- [Tugas yang Dikerjakan] Salin ulang seluruh teks tentang penyendirian perawi hadis di bawah ini tanpa mengubah satu kata atau tanda baca pun.

- [Artikel]

Penyendirian perawi dalam meriwayatkan hadis itu bisa berkaitan dengan personalianya, yakni tidak ada orang yang meriwayatkannya selain perawi itu sendiri, yakni bahwa sifat atau keadaan perawi-perawi berbeda dengan sifat dan keadaan perawi-perawi lain yang juga meriwayatkan hadis itu.[14]
Adapun contohnya adalah sebagai berikut:
عَنْ أَمِيْرِ الْمُؤْمِنِيْنَ أَبِيْ حَفْصٍ عُمَرَ بْنِ الْخَطَّابِ رَضِيَ اللهُ عَنْهُ قَالَ: سَمِعْتُ رَسُوْلَ اللهِ صلى الله عليه وسلم يَقُوْلُ: إِنَّمَا اْلأَعْمَالُ بِالنِّيَّاتِ وَإِنَّمَا لِكُلِّ امْرِئٍ مَا نَوَى. فَمَنْ كَانَتْ هِجْرَتُهُ إِلَى اللهِ وَرَسُوْلِهِ فَهِجْرَتُهُ إِلَى اللهِ وَرَسُوْلِهِ، وَمَنْ كَانَتْ هِجْرَتُهُ لِدُنْيَا يُصِيْبُهَا أَوْ امْرَأَةٍ يَنْكِحُهَا فَهِجْرَتُهُ إِلَى مَا هَاجَرَ إِلَيْهِ.

Daftar data:
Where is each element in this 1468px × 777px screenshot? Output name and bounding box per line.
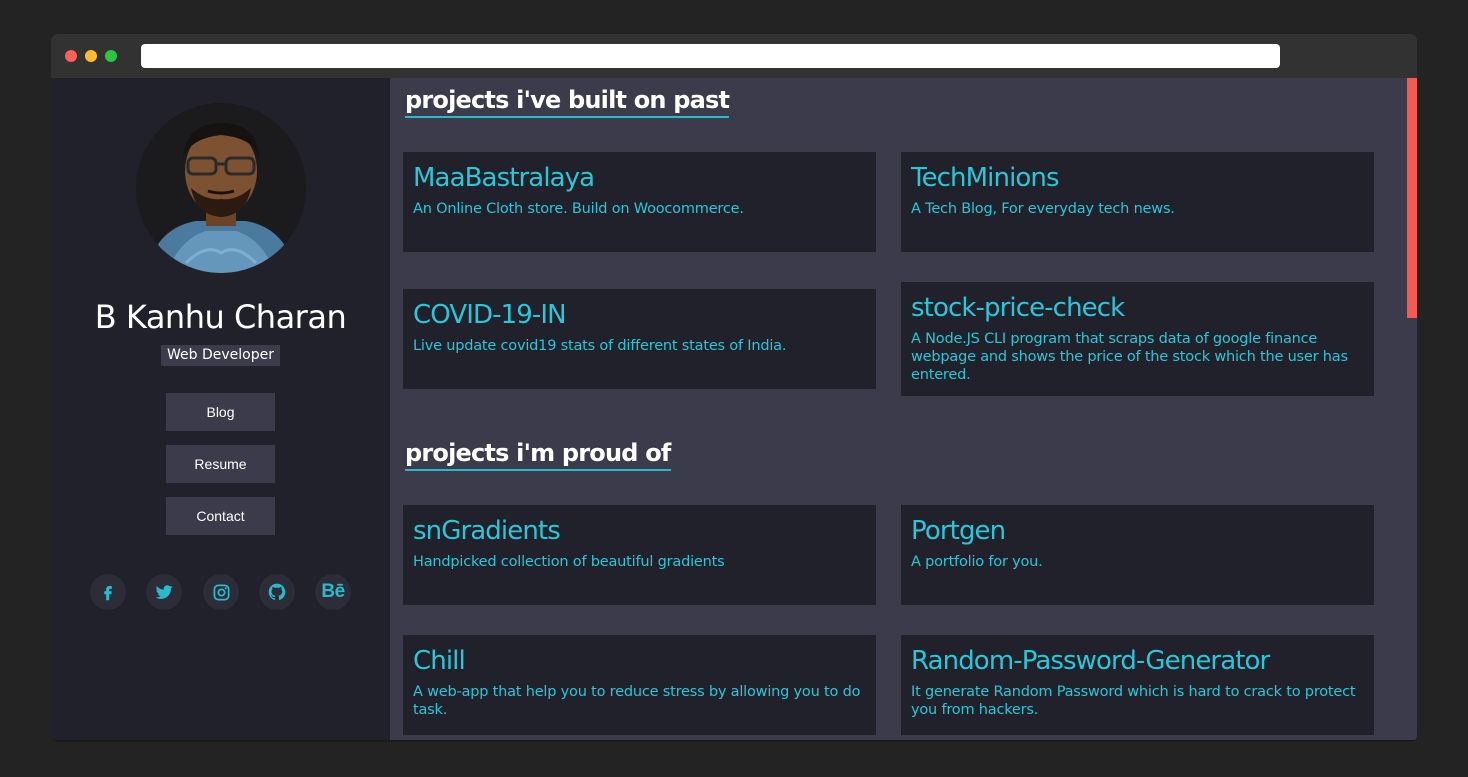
github-link[interactable] xyxy=(259,574,295,610)
section-title-past: projects i've built on past xyxy=(405,86,730,118)
project-description: An Online Cloth store. Build on Woocomme… xyxy=(413,201,744,217)
project-card[interactable]: MaaBastralaya An Online Cloth store. Bui… xyxy=(403,152,876,252)
user-photo-icon xyxy=(136,103,306,273)
project-title: TechMinions xyxy=(911,163,1060,193)
project-title: Random-Password-Generator xyxy=(911,646,1270,676)
project-description: Live update covid19 stats of different s… xyxy=(413,338,787,354)
project-description: A portfolio for you. xyxy=(911,554,1043,570)
twitter-link[interactable] xyxy=(146,574,182,610)
github-icon xyxy=(268,583,286,601)
resume-button[interactable]: Resume xyxy=(166,445,275,483)
page-viewport: B Kanhu Charan Web Developer Blog Resume… xyxy=(51,78,1417,740)
project-title: snGradients xyxy=(413,516,561,546)
project-description: A web-app that help you to reduce stress… xyxy=(413,684,861,718)
project-description: It generate Random Password which is har… xyxy=(911,684,1356,718)
project-description: A Node.JS CLI program that scraps data o… xyxy=(911,331,1348,383)
contact-button[interactable]: Contact xyxy=(166,497,275,535)
instagram-icon xyxy=(213,584,229,600)
browser-window: B Kanhu Charan Web Developer Blog Resume… xyxy=(51,34,1417,742)
blog-button[interactable]: Blog xyxy=(166,393,275,431)
facebook-icon xyxy=(104,586,112,601)
project-title: Chill xyxy=(413,646,466,676)
projects-main: projects i've built on past MaaBastralay… xyxy=(390,78,1407,740)
project-card[interactable]: Chill A web-app that help you to reduce … xyxy=(403,635,876,735)
instagram-link[interactable] xyxy=(203,574,239,610)
project-description: A Tech Blog, For everyday tech news. xyxy=(911,201,1175,217)
minimize-window-dot[interactable] xyxy=(85,50,97,62)
project-description: Handpicked collection of beautiful gradi… xyxy=(413,554,725,570)
project-card[interactable]: Random-Password-Generator It generate Ra… xyxy=(901,635,1374,735)
profile-name: B Kanhu Charan xyxy=(94,298,347,336)
address-bar[interactable] xyxy=(141,44,1280,68)
project-title: Portgen xyxy=(911,516,1006,546)
profile-sidebar: B Kanhu Charan Web Developer Blog Resume… xyxy=(51,78,390,740)
scrollbar-thumb[interactable] xyxy=(1407,78,1417,318)
project-card[interactable]: TechMinions A Tech Blog, For everyday te… xyxy=(901,152,1374,252)
page-scrollbar[interactable] xyxy=(1407,78,1417,740)
facebook-link[interactable] xyxy=(90,574,126,610)
avatar xyxy=(136,103,306,273)
project-title: COVID-19-IN xyxy=(413,300,567,330)
project-card[interactable]: Portgen A portfolio for you. xyxy=(901,505,1374,605)
project-card[interactable]: COVID-19-IN Live update covid19 stats of… xyxy=(403,289,876,389)
close-window-dot[interactable] xyxy=(65,50,77,62)
behance-icon: Bē xyxy=(321,581,345,602)
maximize-window-dot[interactable] xyxy=(105,50,117,62)
project-card[interactable]: stock-price-check A Node.JS CLI program … xyxy=(901,282,1374,396)
section-title-proud: projects i'm proud of xyxy=(405,439,671,471)
behance-link[interactable]: Bē xyxy=(315,574,351,610)
project-title: stock-price-check xyxy=(911,293,1125,323)
twitter-icon xyxy=(155,585,173,599)
project-card[interactable]: snGradients Handpicked collection of bea… xyxy=(403,505,876,605)
browser-titlebar xyxy=(51,34,1417,78)
profile-role-badge: Web Developer xyxy=(161,345,280,366)
project-title: MaaBastralaya xyxy=(413,163,595,193)
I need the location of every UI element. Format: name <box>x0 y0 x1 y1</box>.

- [Jawaban Latihan]
Penyendirian perawi dalam meriwayatkan hadis itu bisa berkaitan dengan personalianya, yakni tidak ada orang yang meriwayatkannya selain perawi itu sendiri, yakni bahwa sifat atau keadaan perawi-perawi berbeda dengan sifat dan keadaan perawi-perawi lain yang juga meriwayatkan hadis itu.[14]
Adapun contohnya adalah sebagai berikut:
عَنْ أَمِيْرِ الْمُؤْمِنِيْنَ أَبِيْ حَفْصٍ عُمَرَ بْنِ الْخَطَّابِ رَضِيَ اللهُ عَنْهُ قَالَ: سَمِعْتُ رَسُوْلَ اللهِ صلى الله عليه وسلم يَقُوْلُ: إِنَّمَا اْلأَعْمَالُ بِالنِّيَّاتِ وَإِنَّمَا لِكُلِّ امْرِئٍ مَا نَوَى. فَمَنْ كَانَتْ هِجْرَتُهُ إِلَى اللهِ وَرَسُوْلِهِ فَهِجْرَتُهُ إِلَى اللهِ وَرَسُوْلِهِ، وَمَنْ كَانَتْ هِجْرَتُهُ لِدُنْيَا يُصِيْبُهَا أَوْ امْرَأَةٍ يَنْكِحُهَا فَهِجْرَتُهُ إِلَى مَا هَاجَرَ إِلَيْهِ.